Friday, November 30, 2007

Life chance politics

...ou porque é que a luta contra a pobreza infantil deve ser a primeira prioridade política de luta contra as desigualdades. Quanto mais tarde agirmos sobre elas, mais ineficiente e mais caro será. A pobreza infantil determina em larguíssima medida as oportunidades de vida dos futuros adultos, e isto é resultado de algo profundamente arbitrário: o resultado de se nascer numa família pobre e não numa rica.
Até a direita não-libertária (i.e., aquela que acha que existe mundo para além dos livros de filosofia política que reconfortam a sua predisposição para elevar o egoísmo e a indiferença a nobres ideais morais) concordaria que as crianças não devem ser injustamente prejudicadas por algo - a condição económica da sua família - que não é da sua responsabilidade.

A Fabian Society propõe a ideia/conceito/slogan de life chances como o leitmotiv polític central do terceiro mandato do New Labour, que se propõe acabar com a pobreza infantil no Reino Unido até 2020. Para quem está na cauda da tabela europeia, só suplantada pelos países mediterrânicos, este é uma meta complicada. Mas é provavelmente o melhor investimento que o país pode fazer. E a mesma mensagem serve, ceteris paribus, para Portugal.

_TAREFAS_:
1. Para cada afirmação, diga se está de acordo com o texto sobre pobreza infantil, com sim ou não e as palavras do texto que o decidem. (a) A luta contra a pobreza infantil deve ser a primeira prioridade política de luta contra as desigualdades. (b) Quanto mais tarde se agir sobre as desigualdades, mais barato será. (c) O New Labour propõe-se acabar com a pobreza infantil no Reino Unido até 2030.
2. Escreva a continuação do texto sobre pobreza infantil a partir da última frase apresentada.

[Linhas de caixas rotuladas]
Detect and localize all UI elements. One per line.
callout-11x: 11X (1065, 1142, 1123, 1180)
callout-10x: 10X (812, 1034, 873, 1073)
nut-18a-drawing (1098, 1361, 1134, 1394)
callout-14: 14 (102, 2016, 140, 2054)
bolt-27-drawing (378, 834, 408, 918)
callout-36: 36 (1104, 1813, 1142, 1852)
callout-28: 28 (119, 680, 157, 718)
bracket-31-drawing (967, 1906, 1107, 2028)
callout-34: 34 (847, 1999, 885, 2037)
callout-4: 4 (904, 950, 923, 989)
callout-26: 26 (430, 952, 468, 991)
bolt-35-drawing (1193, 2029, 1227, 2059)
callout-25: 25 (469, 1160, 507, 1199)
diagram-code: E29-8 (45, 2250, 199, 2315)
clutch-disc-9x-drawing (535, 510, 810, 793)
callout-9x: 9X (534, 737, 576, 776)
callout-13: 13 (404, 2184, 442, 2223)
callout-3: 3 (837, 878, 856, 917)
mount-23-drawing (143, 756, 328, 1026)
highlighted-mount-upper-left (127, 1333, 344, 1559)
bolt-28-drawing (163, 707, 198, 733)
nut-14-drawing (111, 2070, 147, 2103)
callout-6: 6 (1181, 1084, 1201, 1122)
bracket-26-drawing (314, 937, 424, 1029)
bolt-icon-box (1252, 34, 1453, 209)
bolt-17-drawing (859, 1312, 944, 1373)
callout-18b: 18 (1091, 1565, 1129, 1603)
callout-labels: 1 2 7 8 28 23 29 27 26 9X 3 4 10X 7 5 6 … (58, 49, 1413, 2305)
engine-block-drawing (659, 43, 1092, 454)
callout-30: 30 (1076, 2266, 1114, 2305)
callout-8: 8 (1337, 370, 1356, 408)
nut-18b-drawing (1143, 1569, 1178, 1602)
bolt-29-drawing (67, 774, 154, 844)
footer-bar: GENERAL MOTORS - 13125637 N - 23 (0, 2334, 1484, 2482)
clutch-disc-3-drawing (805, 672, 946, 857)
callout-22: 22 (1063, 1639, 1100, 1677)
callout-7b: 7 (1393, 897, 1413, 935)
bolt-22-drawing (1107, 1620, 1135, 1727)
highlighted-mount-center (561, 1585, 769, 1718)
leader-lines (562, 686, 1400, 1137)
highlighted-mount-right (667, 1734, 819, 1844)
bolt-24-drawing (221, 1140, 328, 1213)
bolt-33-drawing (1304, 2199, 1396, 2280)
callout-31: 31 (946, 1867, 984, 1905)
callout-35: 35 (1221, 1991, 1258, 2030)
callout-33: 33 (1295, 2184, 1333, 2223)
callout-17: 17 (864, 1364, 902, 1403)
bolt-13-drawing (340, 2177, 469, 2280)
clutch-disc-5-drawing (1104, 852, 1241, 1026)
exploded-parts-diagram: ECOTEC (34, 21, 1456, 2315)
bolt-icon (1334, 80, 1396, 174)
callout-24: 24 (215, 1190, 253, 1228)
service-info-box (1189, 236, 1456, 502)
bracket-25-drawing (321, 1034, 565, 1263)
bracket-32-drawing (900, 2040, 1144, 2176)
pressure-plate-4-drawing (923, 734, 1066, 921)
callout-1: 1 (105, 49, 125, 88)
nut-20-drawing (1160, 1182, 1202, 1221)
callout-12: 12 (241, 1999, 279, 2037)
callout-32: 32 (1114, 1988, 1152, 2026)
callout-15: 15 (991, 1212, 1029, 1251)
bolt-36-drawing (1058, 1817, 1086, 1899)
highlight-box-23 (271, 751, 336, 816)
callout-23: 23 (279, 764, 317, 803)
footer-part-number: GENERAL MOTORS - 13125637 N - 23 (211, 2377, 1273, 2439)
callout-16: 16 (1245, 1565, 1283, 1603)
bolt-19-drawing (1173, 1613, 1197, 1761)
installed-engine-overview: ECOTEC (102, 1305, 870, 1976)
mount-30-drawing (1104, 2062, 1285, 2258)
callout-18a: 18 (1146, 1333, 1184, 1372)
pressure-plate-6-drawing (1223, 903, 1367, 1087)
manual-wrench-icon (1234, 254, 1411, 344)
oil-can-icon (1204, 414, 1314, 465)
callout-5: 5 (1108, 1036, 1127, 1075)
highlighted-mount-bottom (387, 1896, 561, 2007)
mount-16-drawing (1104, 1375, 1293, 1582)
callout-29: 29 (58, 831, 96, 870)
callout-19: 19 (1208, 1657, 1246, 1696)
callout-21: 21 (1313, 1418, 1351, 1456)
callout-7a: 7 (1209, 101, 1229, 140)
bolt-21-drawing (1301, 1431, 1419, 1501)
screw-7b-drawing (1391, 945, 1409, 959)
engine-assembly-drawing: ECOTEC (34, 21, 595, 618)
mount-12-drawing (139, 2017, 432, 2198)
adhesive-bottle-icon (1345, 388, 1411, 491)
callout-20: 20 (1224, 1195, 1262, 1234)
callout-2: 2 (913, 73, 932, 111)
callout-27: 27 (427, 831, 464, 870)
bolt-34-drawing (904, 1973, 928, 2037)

_RESPOSTAS_:
1.
(a) Sim: "a luta contra a pobreza infantil deve ser a primeira prioridade política de luta contra as desigualdades"
(b) Não: "Quanto mais tarde agirmos sobre elas, mais ineficiente e mais caro será."
(c) Não: "que se propõe acabar com a pobreza infantil no Reino Unido até 2020"

2.
P.S. - Uma boa parte deste investimento faz-se através da educação. Por isso é que em vez de, na sua luta contra os NEET (jovens "not in education, employment or training"), em vez de os ameaçar com a ida ao tribunal e respectiva multa (ver post anterior), os jovens deviam ser convencidos e incentivos e não compelidos, sob ameaça, a ficar na escola. Nem que o governo lhes tenha, para isso, que pagar (juntamente com as empresas, por exemplo, se se tratar de estágios). Ninguém disse que o investimento saia barato.

12 comments:

Anonymous said...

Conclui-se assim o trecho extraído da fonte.